**EXERCISE REQUIREMENTS**
Repeat the data below exactly, dropping any pictures it holds.

** Start **

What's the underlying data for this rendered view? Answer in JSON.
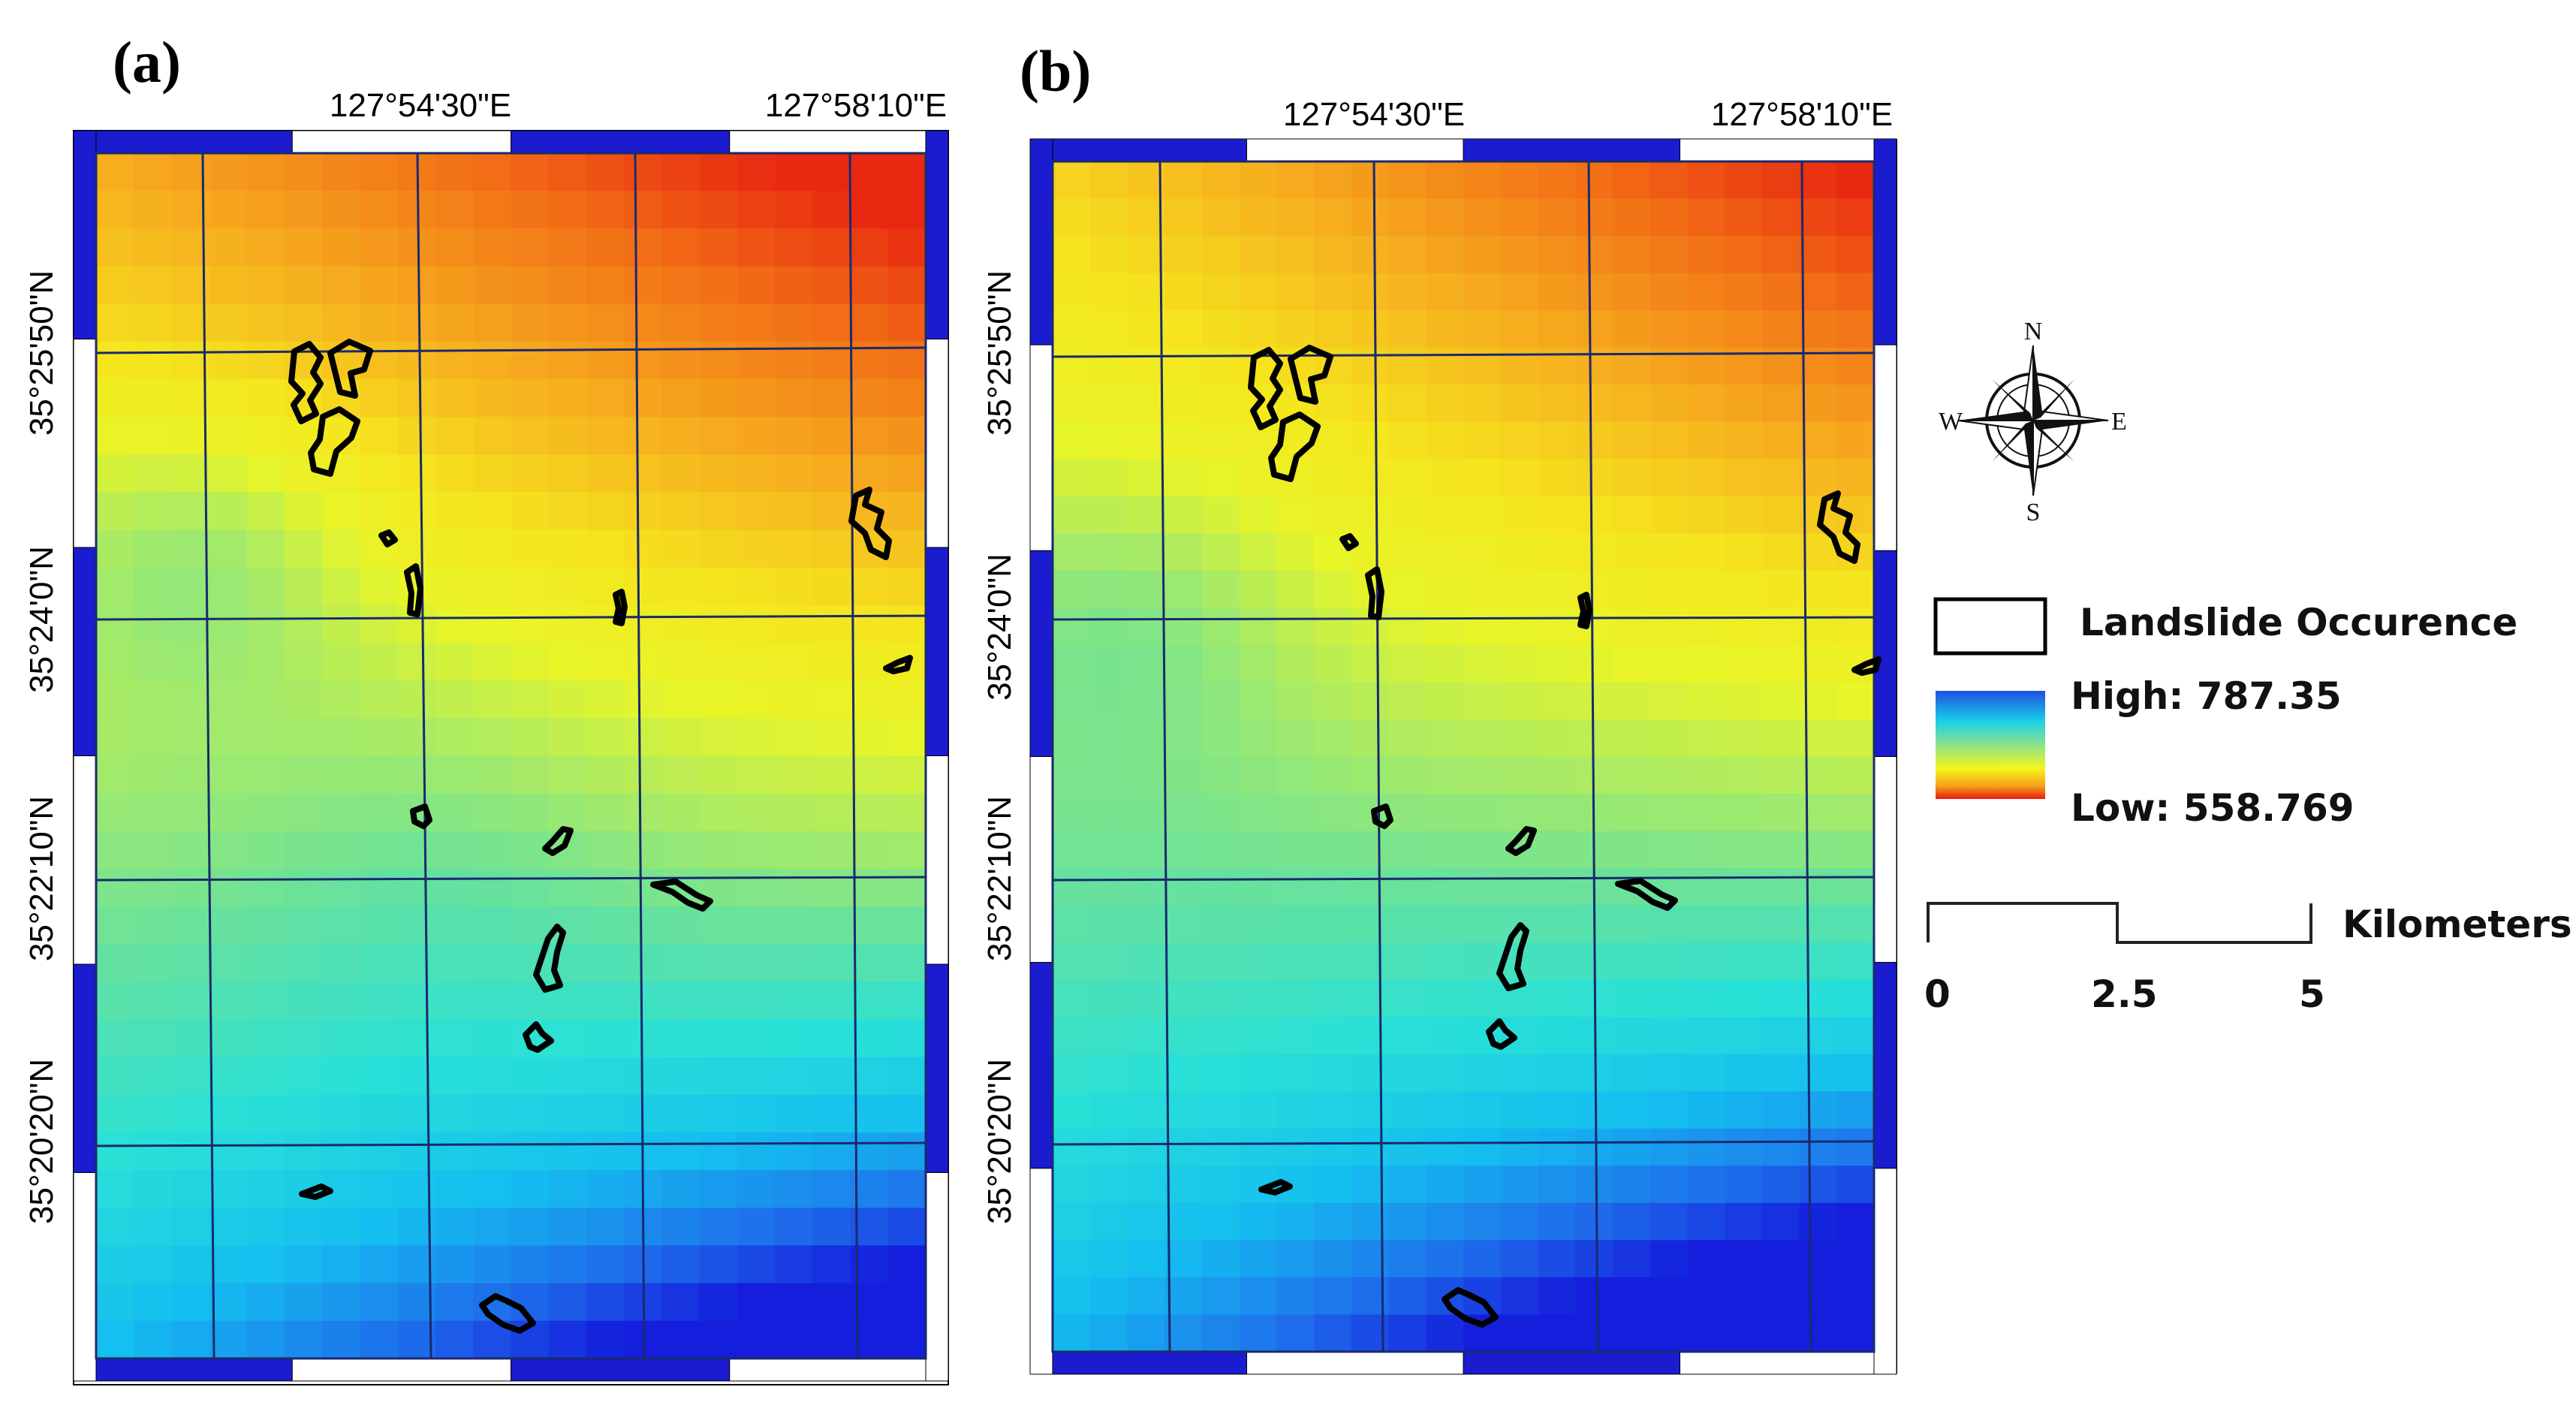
{
  "panels": [
    {
      "label": "(a)",
      "lon_labels": [
        "127°54'30\"E",
        "127°58'10\"E"
      ],
      "lat_labels": [
        "35°25'50\"N",
        "35°24'0\"N",
        "35°22'10\"N",
        "35°20'20\"N"
      ],
      "gradient": "A"
    },
    {
      "label": "(b)",
      "lon_labels": [
        "127°54'30\"E",
        "127°58'10\"E"
      ],
      "lat_labels": [
        "35°25'50\"N",
        "35°24'0\"N",
        "35°22'10\"N",
        "35°20'20\"N"
      ],
      "gradient": "B"
    }
  ],
  "compass": {
    "n": "N",
    "s": "S",
    "e": "E",
    "w": "W"
  },
  "legend": {
    "landslide_label": "Landslide Occurence",
    "high_label": "High: 787.35",
    "low_label": "Low: 558.769",
    "high_value": 787.35,
    "low_value": 558.769
  },
  "scalebar": {
    "unit": "Kilometers",
    "ticks": [
      "0",
      "2.5",
      "5"
    ]
  },
  "colors": {
    "frame_blue": "#1b1bd0",
    "grid_line": "#1a2a6e",
    "polygon": "#000000"
  }
}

** End **

**THE RESULT**
What's the underlying data for this rendered view? Answer in JSON.
{
  "panels": [
    {
      "label": "(a)",
      "lon_labels": [
        "127°54'30\"E",
        "127°58'10\"E"
      ],
      "lat_labels": [
        "35°25'50\"N",
        "35°24'0\"N",
        "35°22'10\"N",
        "35°20'20\"N"
      ],
      "gradient": "A"
    },
    {
      "label": "(b)",
      "lon_labels": [
        "127°54'30\"E",
        "127°58'10\"E"
      ],
      "lat_labels": [
        "35°25'50\"N",
        "35°24'0\"N",
        "35°22'10\"N",
        "35°20'20\"N"
      ],
      "gradient": "B"
    }
  ],
  "compass": {
    "n": "N",
    "s": "S",
    "e": "E",
    "w": "W"
  },
  "legend": {
    "landslide_label": "Landslide Occurence",
    "high_label": "High: 787.35",
    "low_label": "Low: 558.769",
    "high_value": 787.35,
    "low_value": 558.769
  },
  "scalebar": {
    "unit": "Kilometers",
    "ticks": [
      "0",
      "2.5",
      "5"
    ]
  },
  "colors": {
    "frame_blue": "#1b1bd0",
    "grid_line": "#1a2a6e",
    "polygon": "#000000"
  }
}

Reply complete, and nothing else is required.